**EXERCISE GOAL**
Present the following data again exactly as it is shown.

* Start *

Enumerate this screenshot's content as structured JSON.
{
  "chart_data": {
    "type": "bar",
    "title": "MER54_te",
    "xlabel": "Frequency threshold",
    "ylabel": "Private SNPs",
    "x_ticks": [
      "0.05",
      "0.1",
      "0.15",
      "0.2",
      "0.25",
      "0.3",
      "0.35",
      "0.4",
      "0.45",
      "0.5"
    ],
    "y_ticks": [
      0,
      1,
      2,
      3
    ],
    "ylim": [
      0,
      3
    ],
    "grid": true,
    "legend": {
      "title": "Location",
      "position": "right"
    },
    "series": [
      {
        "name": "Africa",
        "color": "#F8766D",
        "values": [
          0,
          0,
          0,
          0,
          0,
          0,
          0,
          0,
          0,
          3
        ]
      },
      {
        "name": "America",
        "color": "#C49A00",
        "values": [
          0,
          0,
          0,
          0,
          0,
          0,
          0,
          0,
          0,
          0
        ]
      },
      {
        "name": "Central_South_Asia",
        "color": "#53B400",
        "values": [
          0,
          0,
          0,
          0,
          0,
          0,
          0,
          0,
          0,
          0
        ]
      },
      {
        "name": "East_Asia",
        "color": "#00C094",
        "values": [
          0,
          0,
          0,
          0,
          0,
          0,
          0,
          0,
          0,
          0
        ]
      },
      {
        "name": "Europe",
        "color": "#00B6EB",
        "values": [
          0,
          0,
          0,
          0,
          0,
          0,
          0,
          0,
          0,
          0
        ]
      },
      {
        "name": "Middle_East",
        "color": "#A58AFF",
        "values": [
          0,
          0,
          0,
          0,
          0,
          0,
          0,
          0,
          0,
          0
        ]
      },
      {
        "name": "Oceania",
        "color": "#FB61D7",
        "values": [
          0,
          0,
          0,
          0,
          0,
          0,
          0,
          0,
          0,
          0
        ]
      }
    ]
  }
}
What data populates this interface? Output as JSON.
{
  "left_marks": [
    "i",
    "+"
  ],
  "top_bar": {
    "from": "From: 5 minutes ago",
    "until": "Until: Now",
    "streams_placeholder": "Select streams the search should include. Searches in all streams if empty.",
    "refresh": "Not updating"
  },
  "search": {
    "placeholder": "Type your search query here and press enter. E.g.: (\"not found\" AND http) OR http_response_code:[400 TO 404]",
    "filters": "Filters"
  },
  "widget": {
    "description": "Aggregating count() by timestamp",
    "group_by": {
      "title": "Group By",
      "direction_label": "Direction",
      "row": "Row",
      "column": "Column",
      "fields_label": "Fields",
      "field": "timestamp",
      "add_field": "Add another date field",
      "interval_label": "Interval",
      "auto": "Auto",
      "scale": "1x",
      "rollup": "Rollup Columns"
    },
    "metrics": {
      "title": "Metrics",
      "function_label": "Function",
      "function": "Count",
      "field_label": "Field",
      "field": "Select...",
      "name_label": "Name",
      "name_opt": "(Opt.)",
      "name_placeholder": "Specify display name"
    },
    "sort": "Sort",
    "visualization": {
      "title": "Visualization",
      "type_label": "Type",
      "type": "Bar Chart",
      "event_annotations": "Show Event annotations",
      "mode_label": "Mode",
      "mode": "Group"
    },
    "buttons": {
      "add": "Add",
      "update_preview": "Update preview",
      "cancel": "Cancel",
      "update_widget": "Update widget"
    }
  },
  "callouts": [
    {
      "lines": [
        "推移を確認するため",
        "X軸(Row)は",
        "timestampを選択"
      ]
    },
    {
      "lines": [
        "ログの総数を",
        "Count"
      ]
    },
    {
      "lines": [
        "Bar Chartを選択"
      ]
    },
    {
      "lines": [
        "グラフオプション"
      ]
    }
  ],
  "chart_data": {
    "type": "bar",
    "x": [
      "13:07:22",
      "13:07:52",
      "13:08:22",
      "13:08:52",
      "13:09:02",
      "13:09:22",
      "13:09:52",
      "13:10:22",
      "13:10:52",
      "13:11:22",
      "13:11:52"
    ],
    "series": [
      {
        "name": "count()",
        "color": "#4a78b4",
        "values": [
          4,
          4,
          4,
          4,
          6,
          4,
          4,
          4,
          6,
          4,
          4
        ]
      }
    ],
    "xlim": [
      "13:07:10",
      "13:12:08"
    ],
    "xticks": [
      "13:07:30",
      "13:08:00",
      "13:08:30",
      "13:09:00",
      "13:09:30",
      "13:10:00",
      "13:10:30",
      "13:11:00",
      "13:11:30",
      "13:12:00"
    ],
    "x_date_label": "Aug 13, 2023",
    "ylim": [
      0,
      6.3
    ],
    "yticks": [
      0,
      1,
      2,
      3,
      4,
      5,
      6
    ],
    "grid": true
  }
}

* End *

**ANSWER TO THE PROBLEM**
Enumerate this screenshot's content as structured JSON.
{
  "chart_data": {
    "type": "bar",
    "title": "MER54_te",
    "xlabel": "Frequency threshold",
    "ylabel": "Private SNPs",
    "x_ticks": [
      "0.05",
      "0.1",
      "0.15",
      "0.2",
      "0.25",
      "0.3",
      "0.35",
      "0.4",
      "0.45",
      "0.5"
    ],
    "y_ticks": [
      0,
      1,
      2,
      3
    ],
    "ylim": [
      0,
      3
    ],
    "grid": true,
    "legend": {
      "title": "Location",
      "position": "right"
    },
    "series": [
      {
        "name": "Africa",
        "color": "#F8766D",
        "values": [
          0,
          0,
          0,
          0,
          0,
          0,
          0,
          0,
          0,
          3
        ]
      },
      {
        "name": "America",
        "color": "#C49A00",
        "values": [
          0,
          0,
          0,
          0,
          0,
          0,
          0,
          0,
          0,
          0
        ]
      },
      {
        "name": "Central_South_Asia",
        "color": "#53B400",
        "values": [
          0,
          0,
          0,
          0,
          0,
          0,
          0,
          0,
          0,
          0
        ]
      },
      {
        "name": "East_Asia",
        "color": "#00C094",
        "values": [
          0,
          0,
          0,
          0,
          0,
          0,
          0,
          0,
          0,
          0
        ]
      },
      {
        "name": "Europe",
        "color": "#00B6EB",
        "values": [
          0,
          0,
          0,
          0,
          0,
          0,
          0,
          0,
          0,
          0
        ]
      },
      {
        "name": "Middle_East",
        "color": "#A58AFF",
        "values": [
          0,
          0,
          0,
          0,
          0,
          0,
          0,
          0,
          0,
          0
        ]
      },
      {
        "name": "Oceania",
        "color": "#FB61D7",
        "values": [
          0,
          0,
          0,
          0,
          0,
          0,
          0,
          0,
          0,
          0
        ]
      }
    ]
  }
}
What data populates this interface? Output as JSON.
{
  "left_marks": [
    "i",
    "+"
  ],
  "top_bar": {
    "from": "From: 5 minutes ago",
    "until": "Until: Now",
    "streams_placeholder": "Select streams the search should include. Searches in all streams if empty.",
    "refresh": "Not updating"
  },
  "search": {
    "placeholder": "Type your search query here and press enter. E.g.: (\"not found\" AND http) OR http_response_code:[400 TO 404]",
    "filters": "Filters"
  },
  "widget": {
    "description": "Aggregating count() by timestamp",
    "group_by": {
      "title": "Group By",
      "direction_label": "Direction",
      "row": "Row",
      "column": "Column",
      "fields_label": "Fields",
      "field": "timestamp",
      "add_field": "Add another date field",
      "interval_label": "Interval",
      "auto": "Auto",
      "scale": "1x",
      "rollup": "Rollup Columns"
    },
    "metrics": {
      "title": "Metrics",
      "function_label": "Function",
      "function": "Count",
      "field_label": "Field",
      "field": "Select...",
      "name_label": "Name",
      "name_opt": "(Opt.)",
      "name_placeholder": "Specify display name"
    },
    "sort": "Sort",
    "visualization": {
      "title": "Visualization",
      "type_label": "Type",
      "type": "Bar Chart",
      "event_annotations": "Show Event annotations",
      "mode_label": "Mode",
      "mode": "Group"
    },
    "buttons": {
      "add": "Add",
      "update_preview": "Update preview",
      "cancel": "Cancel",
      "update_widget": "Update widget"
    }
  },
  "callouts": [
    {
      "lines": [
        "推移を確認するため",
        "X軸(Row)は",
        "timestampを選択"
      ]
    },
    {
      "lines": [
        "ログの総数を",
        "Count"
      ]
    },
    {
      "lines": [
        "Bar Chartを選択"
      ]
    },
    {
      "lines": [
        "グラフオプション"
      ]
    }
  ],
  "chart_data": {
    "type": "bar",
    "x": [
      "13:07:22",
      "13:07:52",
      "13:08:22",
      "13:08:52",
      "13:09:02",
      "13:09:22",
      "13:09:52",
      "13:10:22",
      "13:10:52",
      "13:11:22",
      "13:11:52"
    ],
    "series": [
      {
        "name": "count()",
        "color": "#4a78b4",
        "values": [
          4,
          4,
          4,
          4,
          6,
          4,
          4,
          4,
          6,
          4,
          4
        ]
      }
    ],
    "xlim": [
      "13:07:10",
      "13:12:08"
    ],
    "xticks": [
      "13:07:30",
      "13:08:00",
      "13:08:30",
      "13:09:00",
      "13:09:30",
      "13:10:00",
      "13:10:30",
      "13:11:00",
      "13:11:30",
      "13:12:00"
    ],
    "x_date_label": "Aug 13, 2023",
    "ylim": [
      0,
      6.3
    ],
    "yticks": [
      0,
      1,
      2,
      3,
      4,
      5,
      6
    ],
    "grid": true
  }
}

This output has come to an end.